— JOB —
Skip the pictures. Reproduce all other material exactly.

(Collected data entries)
★ ★ ★ ★ ★ ★ ★
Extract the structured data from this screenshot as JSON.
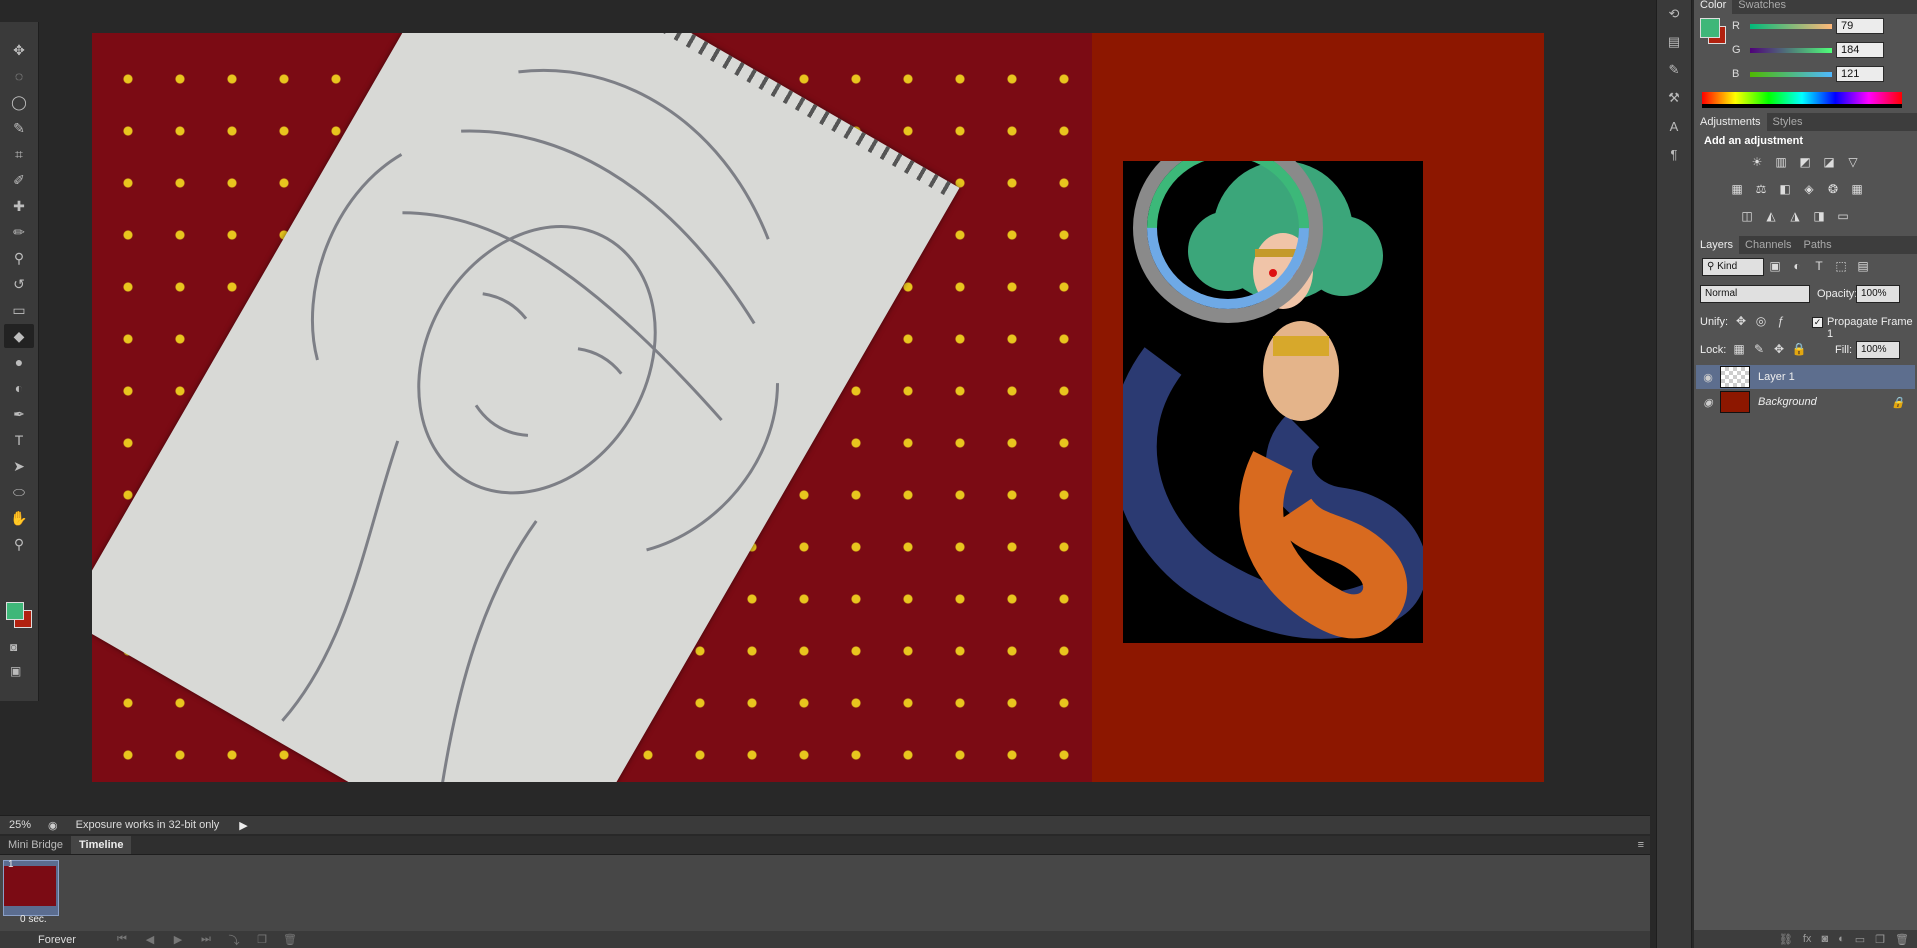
{
  "status_bar": {
    "zoom": "25%",
    "doc_info": "Exposure works in 32-bit only"
  },
  "bottom_panel": {
    "tabs": [
      "Mini Bridge",
      "Timeline"
    ],
    "frame": {
      "number": "1",
      "delay": "0 sec."
    },
    "loop": "Forever"
  },
  "color_panel": {
    "tabs": [
      "Color",
      "Swatches"
    ],
    "foreground": "#3fb779",
    "background": "#b1210f",
    "channels": [
      {
        "label": "R",
        "value": "79"
      },
      {
        "label": "G",
        "value": "184"
      },
      {
        "label": "B",
        "value": "121"
      }
    ]
  },
  "adjustments_panel": {
    "tabs": [
      "Adjustments",
      "Styles"
    ],
    "heading": "Add an adjustment"
  },
  "layers_panel": {
    "tabs": [
      "Layers",
      "Channels",
      "Paths"
    ],
    "filter": "Kind",
    "blend_mode": "Normal",
    "opacity_label": "Opacity:",
    "opacity": "100%",
    "unify_label": "Unify:",
    "propagate_label": "Propagate Frame 1",
    "lock_label": "Lock:",
    "fill_label": "Fill:",
    "fill": "100%",
    "layers": [
      {
        "name": "Layer 1"
      },
      {
        "name": "Background"
      }
    ]
  },
  "canvas": {
    "background_color": "#8d1700"
  }
}
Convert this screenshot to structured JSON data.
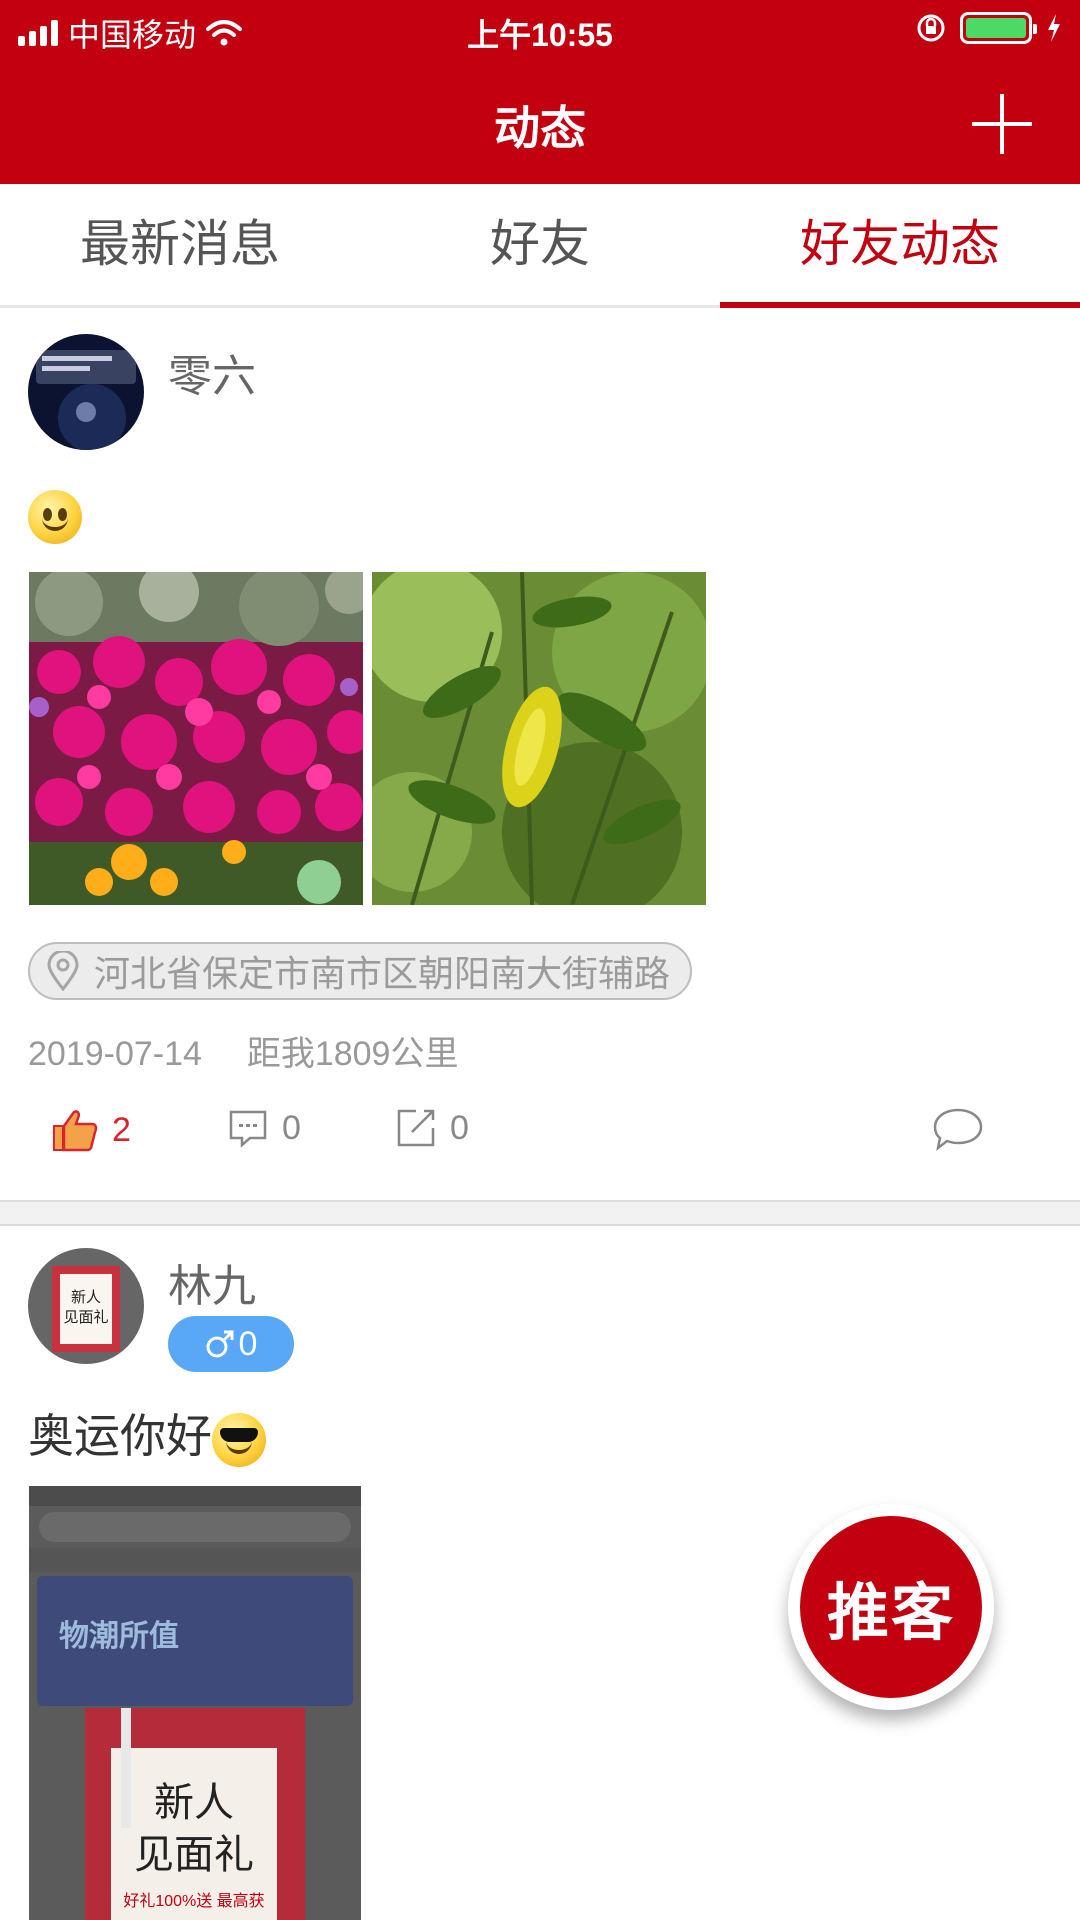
{
  "status_bar": {
    "carrier": "中国移动",
    "time": "上午10:55",
    "battery_color": "#4cd964"
  },
  "nav": {
    "title": "动态",
    "add_icon": "plus-icon"
  },
  "tabs": [
    {
      "label": "最新消息",
      "active": false
    },
    {
      "label": "好友",
      "active": false
    },
    {
      "label": "好友动态",
      "active": true
    }
  ],
  "posts": [
    {
      "username": "零六",
      "content": "",
      "content_emoji": "smile-emoji",
      "location": "河北省保定市南市区朝阳南大街辅路",
      "date": "2019-07-14",
      "distance": "距我1809公里",
      "likes": "2",
      "comments": "0",
      "shares": "0"
    },
    {
      "username": "林九",
      "gender_count": "0",
      "content": "奥运你好",
      "content_emoji": "sunglasses-emoji",
      "avatar_text_line1": "新人",
      "avatar_text_line2": "见面礼",
      "image_text_line1": "新人",
      "image_text_line2": "见面礼",
      "image_text_line3": "好礼100%送 最高获",
      "image_banner": "物潮所值"
    }
  ],
  "fab": {
    "label": "推客"
  },
  "colors": {
    "primary": "#c2000f",
    "gender_badge": "#58a8f7"
  }
}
★ ★ ★ ★ ★ ★ ★
— OUTPUT FOR THIS TASK —
Extract the structured data from this screenshot as JSON.
{
  "status_bar": {
    "zoom": "25%",
    "doc_info": "Exposure works in 32-bit only"
  },
  "bottom_panel": {
    "tabs": [
      "Mini Bridge",
      "Timeline"
    ],
    "frame": {
      "number": "1",
      "delay": "0 sec."
    },
    "loop": "Forever"
  },
  "color_panel": {
    "tabs": [
      "Color",
      "Swatches"
    ],
    "foreground": "#3fb779",
    "background": "#b1210f",
    "channels": [
      {
        "label": "R",
        "value": "79"
      },
      {
        "label": "G",
        "value": "184"
      },
      {
        "label": "B",
        "value": "121"
      }
    ]
  },
  "adjustments_panel": {
    "tabs": [
      "Adjustments",
      "Styles"
    ],
    "heading": "Add an adjustment"
  },
  "layers_panel": {
    "tabs": [
      "Layers",
      "Channels",
      "Paths"
    ],
    "filter": "Kind",
    "blend_mode": "Normal",
    "opacity_label": "Opacity:",
    "opacity": "100%",
    "unify_label": "Unify:",
    "propagate_label": "Propagate Frame 1",
    "lock_label": "Lock:",
    "fill_label": "Fill:",
    "fill": "100%",
    "layers": [
      {
        "name": "Layer 1"
      },
      {
        "name": "Background"
      }
    ]
  },
  "canvas": {
    "background_color": "#8d1700"
  }
}
Convert this screenshot to structured JSON data.
{
  "status_bar": {
    "carrier": "中国移动",
    "time": "上午10:55",
    "battery_color": "#4cd964"
  },
  "nav": {
    "title": "动态",
    "add_icon": "plus-icon"
  },
  "tabs": [
    {
      "label": "最新消息",
      "active": false
    },
    {
      "label": "好友",
      "active": false
    },
    {
      "label": "好友动态",
      "active": true
    }
  ],
  "posts": [
    {
      "username": "零六",
      "content": "",
      "content_emoji": "smile-emoji",
      "location": "河北省保定市南市区朝阳南大街辅路",
      "date": "2019-07-14",
      "distance": "距我1809公里",
      "likes": "2",
      "comments": "0",
      "shares": "0"
    },
    {
      "username": "林九",
      "gender_count": "0",
      "content": "奥运你好",
      "content_emoji": "sunglasses-emoji",
      "avatar_text_line1": "新人",
      "avatar_text_line2": "见面礼",
      "image_text_line1": "新人",
      "image_text_line2": "见面礼",
      "image_text_line3": "好礼100%送 最高获",
      "image_banner": "物潮所值"
    }
  ],
  "fab": {
    "label": "推客"
  },
  "colors": {
    "primary": "#c2000f",
    "gender_badge": "#58a8f7"
  }
}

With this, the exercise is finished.